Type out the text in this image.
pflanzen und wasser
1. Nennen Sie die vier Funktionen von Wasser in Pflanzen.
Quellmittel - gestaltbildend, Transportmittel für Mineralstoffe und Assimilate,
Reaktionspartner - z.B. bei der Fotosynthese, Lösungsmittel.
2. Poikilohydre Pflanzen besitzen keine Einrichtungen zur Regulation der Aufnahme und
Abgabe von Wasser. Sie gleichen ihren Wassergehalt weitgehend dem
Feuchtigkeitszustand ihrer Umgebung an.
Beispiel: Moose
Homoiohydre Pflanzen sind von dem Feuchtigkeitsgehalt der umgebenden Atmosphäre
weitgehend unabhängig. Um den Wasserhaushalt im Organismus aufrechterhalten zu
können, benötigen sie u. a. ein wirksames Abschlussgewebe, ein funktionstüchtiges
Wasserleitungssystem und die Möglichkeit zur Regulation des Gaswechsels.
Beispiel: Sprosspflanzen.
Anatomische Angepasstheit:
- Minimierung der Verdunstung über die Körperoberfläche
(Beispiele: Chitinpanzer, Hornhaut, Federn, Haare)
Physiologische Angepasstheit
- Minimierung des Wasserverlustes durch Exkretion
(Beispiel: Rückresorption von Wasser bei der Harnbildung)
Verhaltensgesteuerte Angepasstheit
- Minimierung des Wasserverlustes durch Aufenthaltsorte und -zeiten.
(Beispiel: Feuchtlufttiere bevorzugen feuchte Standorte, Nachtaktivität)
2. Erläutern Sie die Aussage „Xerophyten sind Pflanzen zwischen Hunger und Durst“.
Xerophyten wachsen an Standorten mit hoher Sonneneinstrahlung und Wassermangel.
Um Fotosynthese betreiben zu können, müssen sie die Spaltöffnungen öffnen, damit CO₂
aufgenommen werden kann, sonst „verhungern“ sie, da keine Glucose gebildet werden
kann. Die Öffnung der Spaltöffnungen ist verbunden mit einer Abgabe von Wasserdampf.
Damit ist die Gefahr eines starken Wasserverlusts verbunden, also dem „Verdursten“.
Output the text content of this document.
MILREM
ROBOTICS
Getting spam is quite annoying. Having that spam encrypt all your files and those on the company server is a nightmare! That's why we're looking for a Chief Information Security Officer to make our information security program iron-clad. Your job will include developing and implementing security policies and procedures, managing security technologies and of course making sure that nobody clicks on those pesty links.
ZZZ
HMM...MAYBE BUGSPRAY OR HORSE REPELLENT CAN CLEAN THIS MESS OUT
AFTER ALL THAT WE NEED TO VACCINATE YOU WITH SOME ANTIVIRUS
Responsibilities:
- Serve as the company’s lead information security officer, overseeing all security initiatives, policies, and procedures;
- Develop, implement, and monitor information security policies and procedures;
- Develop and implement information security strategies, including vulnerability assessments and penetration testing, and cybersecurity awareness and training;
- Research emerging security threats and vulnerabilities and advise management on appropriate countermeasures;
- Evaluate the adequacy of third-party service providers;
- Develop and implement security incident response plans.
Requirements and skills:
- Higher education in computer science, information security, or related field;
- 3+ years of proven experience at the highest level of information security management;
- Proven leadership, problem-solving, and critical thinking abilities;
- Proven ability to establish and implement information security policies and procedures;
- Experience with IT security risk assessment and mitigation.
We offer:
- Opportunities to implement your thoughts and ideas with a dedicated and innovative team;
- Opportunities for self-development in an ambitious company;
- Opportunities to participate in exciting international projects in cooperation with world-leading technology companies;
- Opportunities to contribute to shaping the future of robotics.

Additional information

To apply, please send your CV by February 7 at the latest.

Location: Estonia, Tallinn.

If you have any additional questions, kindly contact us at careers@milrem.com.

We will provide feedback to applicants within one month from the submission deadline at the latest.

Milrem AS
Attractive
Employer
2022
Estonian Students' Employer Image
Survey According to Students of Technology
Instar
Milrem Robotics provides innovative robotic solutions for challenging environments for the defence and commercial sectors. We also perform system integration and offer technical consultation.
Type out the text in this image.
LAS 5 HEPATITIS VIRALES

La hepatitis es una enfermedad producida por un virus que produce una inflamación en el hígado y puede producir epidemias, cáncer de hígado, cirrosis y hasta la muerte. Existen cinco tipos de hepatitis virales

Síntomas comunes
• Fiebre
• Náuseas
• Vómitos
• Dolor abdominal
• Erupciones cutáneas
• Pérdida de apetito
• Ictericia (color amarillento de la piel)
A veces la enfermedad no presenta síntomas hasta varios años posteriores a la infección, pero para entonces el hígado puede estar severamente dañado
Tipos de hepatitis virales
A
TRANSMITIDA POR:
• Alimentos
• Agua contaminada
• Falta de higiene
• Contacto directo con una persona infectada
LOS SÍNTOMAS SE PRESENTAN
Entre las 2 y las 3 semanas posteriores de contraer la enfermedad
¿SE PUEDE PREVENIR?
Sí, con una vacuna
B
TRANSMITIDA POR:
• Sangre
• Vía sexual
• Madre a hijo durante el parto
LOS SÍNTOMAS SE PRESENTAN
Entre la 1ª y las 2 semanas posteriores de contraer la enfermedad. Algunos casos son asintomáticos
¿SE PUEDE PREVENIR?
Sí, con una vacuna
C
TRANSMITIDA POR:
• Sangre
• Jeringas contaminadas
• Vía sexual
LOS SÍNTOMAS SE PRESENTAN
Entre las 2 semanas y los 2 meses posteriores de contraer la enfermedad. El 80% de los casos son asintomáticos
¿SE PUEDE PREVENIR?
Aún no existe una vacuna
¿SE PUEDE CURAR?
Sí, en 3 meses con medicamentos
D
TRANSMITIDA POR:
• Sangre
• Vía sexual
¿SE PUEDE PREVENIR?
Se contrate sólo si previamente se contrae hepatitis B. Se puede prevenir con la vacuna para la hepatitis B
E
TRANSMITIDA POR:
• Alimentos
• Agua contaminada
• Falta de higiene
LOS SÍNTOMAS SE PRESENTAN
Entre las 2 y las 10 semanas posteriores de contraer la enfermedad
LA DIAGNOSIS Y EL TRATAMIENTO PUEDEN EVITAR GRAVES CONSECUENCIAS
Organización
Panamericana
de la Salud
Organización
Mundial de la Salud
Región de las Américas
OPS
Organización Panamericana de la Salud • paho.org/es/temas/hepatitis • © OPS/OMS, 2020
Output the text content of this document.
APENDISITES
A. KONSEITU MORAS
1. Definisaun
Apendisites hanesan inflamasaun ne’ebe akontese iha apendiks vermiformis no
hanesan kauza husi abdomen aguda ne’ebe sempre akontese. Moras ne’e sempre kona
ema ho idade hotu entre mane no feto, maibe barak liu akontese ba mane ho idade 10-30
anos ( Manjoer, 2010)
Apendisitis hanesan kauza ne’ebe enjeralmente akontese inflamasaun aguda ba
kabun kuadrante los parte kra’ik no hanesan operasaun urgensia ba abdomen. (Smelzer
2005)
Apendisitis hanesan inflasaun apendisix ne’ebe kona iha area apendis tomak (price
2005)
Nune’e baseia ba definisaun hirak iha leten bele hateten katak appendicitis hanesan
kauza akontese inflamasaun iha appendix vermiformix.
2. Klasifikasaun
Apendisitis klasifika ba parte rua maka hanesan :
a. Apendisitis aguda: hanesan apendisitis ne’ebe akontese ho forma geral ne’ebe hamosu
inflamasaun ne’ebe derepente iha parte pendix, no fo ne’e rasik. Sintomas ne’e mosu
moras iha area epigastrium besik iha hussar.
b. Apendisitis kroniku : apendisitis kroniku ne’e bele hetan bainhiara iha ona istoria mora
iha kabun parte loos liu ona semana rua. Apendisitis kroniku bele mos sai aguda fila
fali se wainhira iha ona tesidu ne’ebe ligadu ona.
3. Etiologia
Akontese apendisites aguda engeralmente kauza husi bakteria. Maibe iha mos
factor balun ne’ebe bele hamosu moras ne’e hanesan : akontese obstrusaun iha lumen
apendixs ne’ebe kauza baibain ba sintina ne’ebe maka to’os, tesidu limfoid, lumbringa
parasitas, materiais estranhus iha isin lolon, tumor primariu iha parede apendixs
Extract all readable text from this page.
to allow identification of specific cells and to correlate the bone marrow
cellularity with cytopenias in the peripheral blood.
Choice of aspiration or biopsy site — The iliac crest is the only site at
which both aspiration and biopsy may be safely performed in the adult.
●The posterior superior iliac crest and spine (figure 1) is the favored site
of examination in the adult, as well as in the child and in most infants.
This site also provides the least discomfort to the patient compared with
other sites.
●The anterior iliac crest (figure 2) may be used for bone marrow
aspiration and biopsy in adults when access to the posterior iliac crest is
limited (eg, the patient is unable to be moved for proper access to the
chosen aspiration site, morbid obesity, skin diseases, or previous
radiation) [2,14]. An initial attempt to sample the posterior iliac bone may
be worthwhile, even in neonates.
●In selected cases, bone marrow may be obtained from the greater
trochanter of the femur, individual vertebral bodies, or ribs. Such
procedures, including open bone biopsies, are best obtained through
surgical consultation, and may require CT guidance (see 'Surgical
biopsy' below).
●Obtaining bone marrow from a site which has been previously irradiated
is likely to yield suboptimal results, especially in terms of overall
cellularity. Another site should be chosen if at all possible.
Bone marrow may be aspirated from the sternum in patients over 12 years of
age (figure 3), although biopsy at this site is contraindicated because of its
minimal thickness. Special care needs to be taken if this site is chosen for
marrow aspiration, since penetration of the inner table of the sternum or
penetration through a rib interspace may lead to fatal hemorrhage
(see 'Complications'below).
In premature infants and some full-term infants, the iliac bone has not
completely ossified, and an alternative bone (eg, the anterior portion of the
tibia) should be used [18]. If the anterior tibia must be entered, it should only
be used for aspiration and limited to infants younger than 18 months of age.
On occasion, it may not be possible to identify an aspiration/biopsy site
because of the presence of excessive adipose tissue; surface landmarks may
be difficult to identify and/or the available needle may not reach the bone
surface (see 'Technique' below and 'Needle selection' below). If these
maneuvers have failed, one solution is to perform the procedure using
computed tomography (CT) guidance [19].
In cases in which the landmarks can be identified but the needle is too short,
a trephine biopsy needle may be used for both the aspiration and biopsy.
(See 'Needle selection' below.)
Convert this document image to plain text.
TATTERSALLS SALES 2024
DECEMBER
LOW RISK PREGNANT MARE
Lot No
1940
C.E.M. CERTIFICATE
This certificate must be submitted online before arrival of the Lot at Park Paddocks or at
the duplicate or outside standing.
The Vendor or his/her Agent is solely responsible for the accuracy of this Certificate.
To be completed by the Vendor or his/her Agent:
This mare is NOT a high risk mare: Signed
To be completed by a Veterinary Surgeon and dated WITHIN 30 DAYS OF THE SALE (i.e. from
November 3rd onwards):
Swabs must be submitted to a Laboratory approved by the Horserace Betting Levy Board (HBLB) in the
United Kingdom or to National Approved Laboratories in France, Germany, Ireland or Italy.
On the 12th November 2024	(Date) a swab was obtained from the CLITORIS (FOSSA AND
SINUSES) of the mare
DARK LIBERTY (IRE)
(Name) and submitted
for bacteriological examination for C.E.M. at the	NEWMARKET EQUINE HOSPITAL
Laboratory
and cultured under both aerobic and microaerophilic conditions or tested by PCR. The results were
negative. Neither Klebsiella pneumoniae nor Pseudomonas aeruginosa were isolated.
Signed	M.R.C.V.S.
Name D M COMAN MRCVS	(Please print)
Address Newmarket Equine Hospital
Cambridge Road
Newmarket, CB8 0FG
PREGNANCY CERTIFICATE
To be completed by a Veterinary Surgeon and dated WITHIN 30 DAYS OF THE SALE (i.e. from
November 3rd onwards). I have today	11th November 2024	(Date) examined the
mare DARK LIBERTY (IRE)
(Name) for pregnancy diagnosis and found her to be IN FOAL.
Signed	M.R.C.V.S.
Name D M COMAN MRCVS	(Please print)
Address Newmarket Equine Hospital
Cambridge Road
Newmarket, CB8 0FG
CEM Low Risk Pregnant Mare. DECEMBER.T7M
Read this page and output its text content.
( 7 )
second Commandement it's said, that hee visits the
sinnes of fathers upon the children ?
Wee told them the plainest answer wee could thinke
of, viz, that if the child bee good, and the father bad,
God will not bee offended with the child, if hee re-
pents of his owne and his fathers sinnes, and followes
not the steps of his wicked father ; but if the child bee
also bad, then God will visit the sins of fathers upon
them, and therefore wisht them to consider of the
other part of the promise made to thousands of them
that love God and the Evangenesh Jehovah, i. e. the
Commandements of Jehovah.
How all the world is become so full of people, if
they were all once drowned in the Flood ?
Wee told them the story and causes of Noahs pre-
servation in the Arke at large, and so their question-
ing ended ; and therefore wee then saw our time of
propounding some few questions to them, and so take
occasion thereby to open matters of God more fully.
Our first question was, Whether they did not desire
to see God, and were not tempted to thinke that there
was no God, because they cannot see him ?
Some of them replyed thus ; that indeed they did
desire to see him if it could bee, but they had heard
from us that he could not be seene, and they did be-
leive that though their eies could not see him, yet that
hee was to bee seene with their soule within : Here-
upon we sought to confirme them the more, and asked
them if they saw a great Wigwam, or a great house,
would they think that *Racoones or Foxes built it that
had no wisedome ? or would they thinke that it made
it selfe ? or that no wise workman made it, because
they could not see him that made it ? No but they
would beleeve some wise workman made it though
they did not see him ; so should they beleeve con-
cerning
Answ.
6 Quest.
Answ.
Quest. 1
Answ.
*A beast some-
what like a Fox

========================================================================

• WORK REQUEST:
Copy each line in the listing where "vacuna" appears.

• WRITTEN ANSWER:
Sí, con una vacuna
Sí, con una vacuna
Aún no existe una vacuna
Se contrate sólo si previamente se contrae hepatitis B. Se puede prevenir con la vacuna para la hepatitis B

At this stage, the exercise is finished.